### RECORD SET
##########

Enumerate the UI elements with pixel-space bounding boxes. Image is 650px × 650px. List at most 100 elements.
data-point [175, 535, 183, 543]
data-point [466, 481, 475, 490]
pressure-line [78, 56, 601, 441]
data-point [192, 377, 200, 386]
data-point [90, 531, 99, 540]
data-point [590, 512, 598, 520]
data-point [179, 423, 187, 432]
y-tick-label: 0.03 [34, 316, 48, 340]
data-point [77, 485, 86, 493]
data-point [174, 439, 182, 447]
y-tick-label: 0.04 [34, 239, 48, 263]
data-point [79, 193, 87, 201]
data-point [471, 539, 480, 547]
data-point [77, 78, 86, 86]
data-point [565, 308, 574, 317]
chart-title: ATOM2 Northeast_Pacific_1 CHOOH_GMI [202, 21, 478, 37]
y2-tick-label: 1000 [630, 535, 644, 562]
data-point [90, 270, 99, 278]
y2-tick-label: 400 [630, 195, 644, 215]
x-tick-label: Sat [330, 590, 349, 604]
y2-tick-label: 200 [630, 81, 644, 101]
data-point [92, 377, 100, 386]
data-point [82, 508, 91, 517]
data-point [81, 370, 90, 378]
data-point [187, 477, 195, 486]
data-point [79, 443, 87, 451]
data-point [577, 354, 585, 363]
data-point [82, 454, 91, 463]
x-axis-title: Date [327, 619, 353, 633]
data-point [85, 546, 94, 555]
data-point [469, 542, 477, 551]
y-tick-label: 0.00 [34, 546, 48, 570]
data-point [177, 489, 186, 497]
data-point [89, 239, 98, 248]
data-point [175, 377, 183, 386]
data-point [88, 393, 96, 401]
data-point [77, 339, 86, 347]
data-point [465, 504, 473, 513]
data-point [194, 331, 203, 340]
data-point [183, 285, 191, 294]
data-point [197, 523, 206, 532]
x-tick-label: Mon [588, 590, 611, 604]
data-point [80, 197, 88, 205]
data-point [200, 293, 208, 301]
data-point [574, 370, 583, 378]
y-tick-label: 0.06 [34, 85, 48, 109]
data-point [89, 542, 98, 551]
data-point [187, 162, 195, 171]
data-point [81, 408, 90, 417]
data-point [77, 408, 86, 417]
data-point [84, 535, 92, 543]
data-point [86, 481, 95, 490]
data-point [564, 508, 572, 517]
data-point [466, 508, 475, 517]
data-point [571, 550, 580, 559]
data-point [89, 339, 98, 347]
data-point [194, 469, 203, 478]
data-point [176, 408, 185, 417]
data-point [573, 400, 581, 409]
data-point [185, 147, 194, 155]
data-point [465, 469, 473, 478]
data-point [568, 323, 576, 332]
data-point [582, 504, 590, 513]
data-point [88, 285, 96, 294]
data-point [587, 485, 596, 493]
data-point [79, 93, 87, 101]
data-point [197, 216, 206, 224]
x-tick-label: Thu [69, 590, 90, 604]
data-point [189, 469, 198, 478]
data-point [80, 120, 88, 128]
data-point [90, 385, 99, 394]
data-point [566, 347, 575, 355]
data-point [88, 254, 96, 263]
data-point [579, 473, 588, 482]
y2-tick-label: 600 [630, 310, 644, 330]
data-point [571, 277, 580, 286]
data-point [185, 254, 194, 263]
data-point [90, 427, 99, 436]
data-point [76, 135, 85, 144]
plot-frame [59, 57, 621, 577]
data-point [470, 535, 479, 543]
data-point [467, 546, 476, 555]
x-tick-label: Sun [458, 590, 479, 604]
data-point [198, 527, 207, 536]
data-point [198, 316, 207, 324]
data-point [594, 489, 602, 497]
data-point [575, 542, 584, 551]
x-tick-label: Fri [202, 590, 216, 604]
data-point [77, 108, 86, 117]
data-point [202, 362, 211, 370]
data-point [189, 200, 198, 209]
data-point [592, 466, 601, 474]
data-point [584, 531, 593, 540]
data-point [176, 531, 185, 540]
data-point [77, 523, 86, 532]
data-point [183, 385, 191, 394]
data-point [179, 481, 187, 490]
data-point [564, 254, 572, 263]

##########

### WHAT TO DO
Retype every line of the items above with no changes.

### FULL RESPONSE
Enumerate the UI elements with pixel-space bounding boxes. Image is 650px × 650px. List at most 100 elements.
data-point [175, 535, 183, 543]
data-point [466, 481, 475, 490]
pressure-line [78, 56, 601, 441]
data-point [192, 377, 200, 386]
data-point [90, 531, 99, 540]
data-point [590, 512, 598, 520]
data-point [179, 423, 187, 432]
y-tick-label: 0.03 [34, 316, 48, 340]
data-point [77, 485, 86, 493]
data-point [174, 439, 182, 447]
y-tick-label: 0.04 [34, 239, 48, 263]
data-point [79, 193, 87, 201]
data-point [471, 539, 480, 547]
data-point [77, 78, 86, 86]
data-point [565, 308, 574, 317]
chart-title: ATOM2 Northeast_Pacific_1 CHOOH_GMI [202, 21, 478, 37]
y2-tick-label: 1000 [630, 535, 644, 562]
data-point [90, 270, 99, 278]
y2-tick-label: 400 [630, 195, 644, 215]
x-tick-label: Sat [330, 590, 349, 604]
y2-tick-label: 200 [630, 81, 644, 101]
data-point [92, 377, 100, 386]
data-point [82, 508, 91, 517]
data-point [81, 370, 90, 378]
data-point [187, 477, 195, 486]
data-point [79, 443, 87, 451]
data-point [577, 354, 585, 363]
data-point [82, 454, 91, 463]
x-axis-title: Date [327, 619, 353, 633]
data-point [85, 546, 94, 555]
data-point [469, 542, 477, 551]
y-tick-label: 0.00 [34, 546, 48, 570]
data-point [177, 489, 186, 497]
data-point [89, 239, 98, 248]
data-point [175, 377, 183, 386]
data-point [88, 393, 96, 401]
data-point [77, 339, 86, 347]
data-point [465, 504, 473, 513]
data-point [194, 331, 203, 340]
data-point [183, 285, 191, 294]
data-point [197, 523, 206, 532]
x-tick-label: Mon [588, 590, 611, 604]
data-point [80, 197, 88, 205]
data-point [200, 293, 208, 301]
data-point [574, 370, 583, 378]
y-tick-label: 0.06 [34, 85, 48, 109]
data-point [89, 542, 98, 551]
data-point [187, 162, 195, 171]
data-point [81, 408, 90, 417]
data-point [77, 408, 86, 417]
data-point [84, 535, 92, 543]
data-point [86, 481, 95, 490]
data-point [564, 508, 572, 517]
data-point [466, 508, 475, 517]
data-point [571, 550, 580, 559]
data-point [89, 339, 98, 347]
data-point [194, 469, 203, 478]
data-point [176, 408, 185, 417]
data-point [573, 400, 581, 409]
data-point [185, 147, 194, 155]
data-point [465, 469, 473, 478]
data-point [568, 323, 576, 332]
data-point [582, 504, 590, 513]
data-point [88, 285, 96, 294]
data-point [587, 485, 596, 493]
data-point [79, 93, 87, 101]
data-point [197, 216, 206, 224]
x-tick-label: Thu [69, 590, 90, 604]
data-point [189, 469, 198, 478]
data-point [80, 120, 88, 128]
data-point [90, 385, 99, 394]
data-point [566, 347, 575, 355]
data-point [88, 254, 96, 263]
data-point [579, 473, 588, 482]
y2-tick-label: 600 [630, 310, 644, 330]
data-point [571, 277, 580, 286]
data-point [185, 254, 194, 263]
data-point [90, 427, 99, 436]
data-point [76, 135, 85, 144]
plot-frame [59, 57, 621, 577]
data-point [470, 535, 479, 543]
data-point [467, 546, 476, 555]
x-tick-label: Sun [458, 590, 479, 604]
data-point [198, 527, 207, 536]
data-point [198, 316, 207, 324]
data-point [594, 489, 602, 497]
data-point [575, 542, 584, 551]
x-tick-label: Fri [202, 590, 216, 604]
data-point [77, 108, 86, 117]
data-point [202, 362, 211, 370]
data-point [189, 200, 198, 209]
data-point [592, 466, 601, 474]
data-point [584, 531, 593, 540]
data-point [176, 531, 185, 540]
data-point [77, 523, 86, 532]
data-point [183, 385, 191, 394]
data-point [179, 481, 187, 490]
data-point [564, 254, 572, 263]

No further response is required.